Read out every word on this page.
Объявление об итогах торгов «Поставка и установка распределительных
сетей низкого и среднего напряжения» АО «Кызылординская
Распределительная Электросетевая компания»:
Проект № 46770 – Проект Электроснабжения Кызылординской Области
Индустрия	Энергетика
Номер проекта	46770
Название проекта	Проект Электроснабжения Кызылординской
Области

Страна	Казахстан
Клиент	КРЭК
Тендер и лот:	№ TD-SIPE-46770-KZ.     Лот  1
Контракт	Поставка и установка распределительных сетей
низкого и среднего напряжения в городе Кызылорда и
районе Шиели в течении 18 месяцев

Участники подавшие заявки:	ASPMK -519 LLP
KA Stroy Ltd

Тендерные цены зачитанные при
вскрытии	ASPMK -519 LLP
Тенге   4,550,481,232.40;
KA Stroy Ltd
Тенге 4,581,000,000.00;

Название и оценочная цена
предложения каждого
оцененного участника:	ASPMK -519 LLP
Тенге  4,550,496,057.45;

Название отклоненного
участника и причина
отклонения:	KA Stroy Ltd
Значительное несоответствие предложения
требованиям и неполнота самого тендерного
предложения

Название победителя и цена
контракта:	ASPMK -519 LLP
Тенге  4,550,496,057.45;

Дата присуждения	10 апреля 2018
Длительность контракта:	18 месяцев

◆ Short task: Take the entries above and transcribe them exactly.

◆ Full response:
Read out every word on this page.
Объявление об итогах торгов «Поставка и установка распределительных
сетей низкого и среднего напряжения» АО «Кызылординская
Распределительная Электросетевая компания»:
Проект № 46770 – Проект Электроснабжения Кызылординской Области
Индустрия	Энергетика
Номер проекта	46770
Название проекта	Проект Электроснабжения Кызылординской
Области

Страна	Казахстан
Клиент	КРЭК
Тендер и лот:	№ TD-SIPE-46770-KZ.     Лот  1
Контракт	Поставка и установка распределительных сетей
низкого и среднего напряжения в городе Кызылорда и
районе Шиели в течении 18 месяцев

Участники подавшие заявки:	ASPMK -519 LLP
KA Stroy Ltd

Тендерные цены зачитанные при
вскрытии	ASPMK -519 LLP
Тенге   4,550,481,232.40;
KA Stroy Ltd
Тенге 4,581,000,000.00;

Название и оценочная цена
предложения каждого
оцененного участника:	ASPMK -519 LLP
Тенге  4,550,496,057.45;

Название отклоненного
участника и причина
отклонения:	KA Stroy Ltd
Значительное несоответствие предложения
требованиям и неполнота самого тендерного
предложения

Название победителя и цена
контракта:	ASPMK -519 LLP
Тенге  4,550,496,057.45;

Дата присуждения	10 апреля 2018
Длительность контракта:	18 месяцев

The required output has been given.